Aim of the task:
Repeat the whole listing exactly.

####################

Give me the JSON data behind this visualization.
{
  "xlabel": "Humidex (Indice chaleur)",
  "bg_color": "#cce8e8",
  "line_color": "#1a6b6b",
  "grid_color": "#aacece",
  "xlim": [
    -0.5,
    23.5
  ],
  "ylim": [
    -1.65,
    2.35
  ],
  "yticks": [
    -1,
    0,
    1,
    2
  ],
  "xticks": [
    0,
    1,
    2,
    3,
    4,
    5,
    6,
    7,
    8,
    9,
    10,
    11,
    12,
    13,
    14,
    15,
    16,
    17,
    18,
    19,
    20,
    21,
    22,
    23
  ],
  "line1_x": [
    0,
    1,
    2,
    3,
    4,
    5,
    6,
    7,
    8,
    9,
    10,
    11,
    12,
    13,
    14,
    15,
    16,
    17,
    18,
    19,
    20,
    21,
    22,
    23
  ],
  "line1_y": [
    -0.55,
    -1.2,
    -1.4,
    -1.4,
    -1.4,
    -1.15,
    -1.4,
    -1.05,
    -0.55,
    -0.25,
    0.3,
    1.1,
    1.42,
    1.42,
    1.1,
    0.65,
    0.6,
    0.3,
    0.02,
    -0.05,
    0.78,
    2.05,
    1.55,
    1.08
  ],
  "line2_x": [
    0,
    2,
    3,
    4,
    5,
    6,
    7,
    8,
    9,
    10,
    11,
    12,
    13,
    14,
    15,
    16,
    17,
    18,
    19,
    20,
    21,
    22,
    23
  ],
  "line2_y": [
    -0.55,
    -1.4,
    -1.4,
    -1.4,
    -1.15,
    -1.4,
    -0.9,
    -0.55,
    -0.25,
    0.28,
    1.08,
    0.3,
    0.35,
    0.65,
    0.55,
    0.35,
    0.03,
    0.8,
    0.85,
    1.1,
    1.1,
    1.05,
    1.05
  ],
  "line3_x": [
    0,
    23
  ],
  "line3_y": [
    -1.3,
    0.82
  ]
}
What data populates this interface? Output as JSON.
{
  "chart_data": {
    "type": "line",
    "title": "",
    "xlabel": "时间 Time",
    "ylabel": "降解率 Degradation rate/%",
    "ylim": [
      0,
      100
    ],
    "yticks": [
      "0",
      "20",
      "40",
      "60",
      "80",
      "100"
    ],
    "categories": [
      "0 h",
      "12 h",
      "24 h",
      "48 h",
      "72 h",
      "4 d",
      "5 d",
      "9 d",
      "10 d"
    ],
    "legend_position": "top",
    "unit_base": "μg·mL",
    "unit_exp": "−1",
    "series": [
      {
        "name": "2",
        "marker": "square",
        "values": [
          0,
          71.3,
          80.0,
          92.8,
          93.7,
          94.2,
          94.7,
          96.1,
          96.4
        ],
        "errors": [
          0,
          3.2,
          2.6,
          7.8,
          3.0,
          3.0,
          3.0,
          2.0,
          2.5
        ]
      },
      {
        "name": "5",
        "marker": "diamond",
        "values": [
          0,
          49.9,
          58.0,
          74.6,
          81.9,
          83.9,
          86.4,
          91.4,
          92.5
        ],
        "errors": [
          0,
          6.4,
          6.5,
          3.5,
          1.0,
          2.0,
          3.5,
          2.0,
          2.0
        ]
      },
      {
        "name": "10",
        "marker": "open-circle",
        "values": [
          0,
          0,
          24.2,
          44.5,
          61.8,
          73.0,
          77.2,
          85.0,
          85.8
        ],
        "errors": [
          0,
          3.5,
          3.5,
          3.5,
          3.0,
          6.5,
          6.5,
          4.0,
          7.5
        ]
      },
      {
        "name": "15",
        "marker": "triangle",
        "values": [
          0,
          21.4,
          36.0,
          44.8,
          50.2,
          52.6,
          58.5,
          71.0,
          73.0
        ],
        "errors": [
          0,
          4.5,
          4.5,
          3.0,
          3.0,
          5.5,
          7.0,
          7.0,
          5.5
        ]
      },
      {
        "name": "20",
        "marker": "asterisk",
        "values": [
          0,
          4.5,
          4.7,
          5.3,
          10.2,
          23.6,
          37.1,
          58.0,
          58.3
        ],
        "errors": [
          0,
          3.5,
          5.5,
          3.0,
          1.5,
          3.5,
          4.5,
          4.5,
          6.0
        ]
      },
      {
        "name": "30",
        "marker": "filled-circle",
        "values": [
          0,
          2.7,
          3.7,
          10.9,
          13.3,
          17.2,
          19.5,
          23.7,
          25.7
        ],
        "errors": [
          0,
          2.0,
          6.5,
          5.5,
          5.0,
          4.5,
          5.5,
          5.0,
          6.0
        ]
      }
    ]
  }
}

####################

Worked answer:
Give me the JSON data behind this visualization.
{
  "xlabel": "Humidex (Indice chaleur)",
  "bg_color": "#cce8e8",
  "line_color": "#1a6b6b",
  "grid_color": "#aacece",
  "xlim": [
    -0.5,
    23.5
  ],
  "ylim": [
    -1.65,
    2.35
  ],
  "yticks": [
    -1,
    0,
    1,
    2
  ],
  "xticks": [
    0,
    1,
    2,
    3,
    4,
    5,
    6,
    7,
    8,
    9,
    10,
    11,
    12,
    13,
    14,
    15,
    16,
    17,
    18,
    19,
    20,
    21,
    22,
    23
  ],
  "line1_x": [
    0,
    1,
    2,
    3,
    4,
    5,
    6,
    7,
    8,
    9,
    10,
    11,
    12,
    13,
    14,
    15,
    16,
    17,
    18,
    19,
    20,
    21,
    22,
    23
  ],
  "line1_y": [
    -0.55,
    -1.2,
    -1.4,
    -1.4,
    -1.4,
    -1.15,
    -1.4,
    -1.05,
    -0.55,
    -0.25,
    0.3,
    1.1,
    1.42,
    1.42,
    1.1,
    0.65,
    0.6,
    0.3,
    0.02,
    -0.05,
    0.78,
    2.05,
    1.55,
    1.08
  ],
  "line2_x": [
    0,
    2,
    3,
    4,
    5,
    6,
    7,
    8,
    9,
    10,
    11,
    12,
    13,
    14,
    15,
    16,
    17,
    18,
    19,
    20,
    21,
    22,
    23
  ],
  "line2_y": [
    -0.55,
    -1.4,
    -1.4,
    -1.4,
    -1.15,
    -1.4,
    -0.9,
    -0.55,
    -0.25,
    0.28,
    1.08,
    0.3,
    0.35,
    0.65,
    0.55,
    0.35,
    0.03,
    0.8,
    0.85,
    1.1,
    1.1,
    1.05,
    1.05
  ],
  "line3_x": [
    0,
    23
  ],
  "line3_y": [
    -1.3,
    0.82
  ]
}
What data populates this interface? Output as JSON.
{
  "chart_data": {
    "type": "line",
    "title": "",
    "xlabel": "时间 Time",
    "ylabel": "降解率 Degradation rate/%",
    "ylim": [
      0,
      100
    ],
    "yticks": [
      "0",
      "20",
      "40",
      "60",
      "80",
      "100"
    ],
    "categories": [
      "0 h",
      "12 h",
      "24 h",
      "48 h",
      "72 h",
      "4 d",
      "5 d",
      "9 d",
      "10 d"
    ],
    "legend_position": "top",
    "unit_base": "μg·mL",
    "unit_exp": "−1",
    "series": [
      {
        "name": "2",
        "marker": "square",
        "values": [
          0,
          71.3,
          80.0,
          92.8,
          93.7,
          94.2,
          94.7,
          96.1,
          96.4
        ],
        "errors": [
          0,
          3.2,
          2.6,
          7.8,
          3.0,
          3.0,
          3.0,
          2.0,
          2.5
        ]
      },
      {
        "name": "5",
        "marker": "diamond",
        "values": [
          0,
          49.9,
          58.0,
          74.6,
          81.9,
          83.9,
          86.4,
          91.4,
          92.5
        ],
        "errors": [
          0,
          6.4,
          6.5,
          3.5,
          1.0,
          2.0,
          3.5,
          2.0,
          2.0
        ]
      },
      {
        "name": "10",
        "marker": "open-circle",
        "values": [
          0,
          0,
          24.2,
          44.5,
          61.8,
          73.0,
          77.2,
          85.0,
          85.8
        ],
        "errors": [
          0,
          3.5,
          3.5,
          3.5,
          3.0,
          6.5,
          6.5,
          4.0,
          7.5
        ]
      },
      {
        "name": "15",
        "marker": "triangle",
        "values": [
          0,
          21.4,
          36.0,
          44.8,
          50.2,
          52.6,
          58.5,
          71.0,
          73.0
        ],
        "errors": [
          0,
          4.5,
          4.5,
          3.0,
          3.0,
          5.5,
          7.0,
          7.0,
          5.5
        ]
      },
      {
        "name": "20",
        "marker": "asterisk",
        "values": [
          0,
          4.5,
          4.7,
          5.3,
          10.2,
          23.6,
          37.1,
          58.0,
          58.3
        ],
        "errors": [
          0,
          3.5,
          5.5,
          3.0,
          1.5,
          3.5,
          4.5,
          4.5,
          6.0
        ]
      },
      {
        "name": "30",
        "marker": "filled-circle",
        "values": [
          0,
          2.7,
          3.7,
          10.9,
          13.3,
          17.2,
          19.5,
          23.7,
          25.7
        ],
        "errors": [
          0,
          2.0,
          6.5,
          5.5,
          5.0,
          4.5,
          5.5,
          5.0,
          6.0
        ]
      }
    ]
  }
}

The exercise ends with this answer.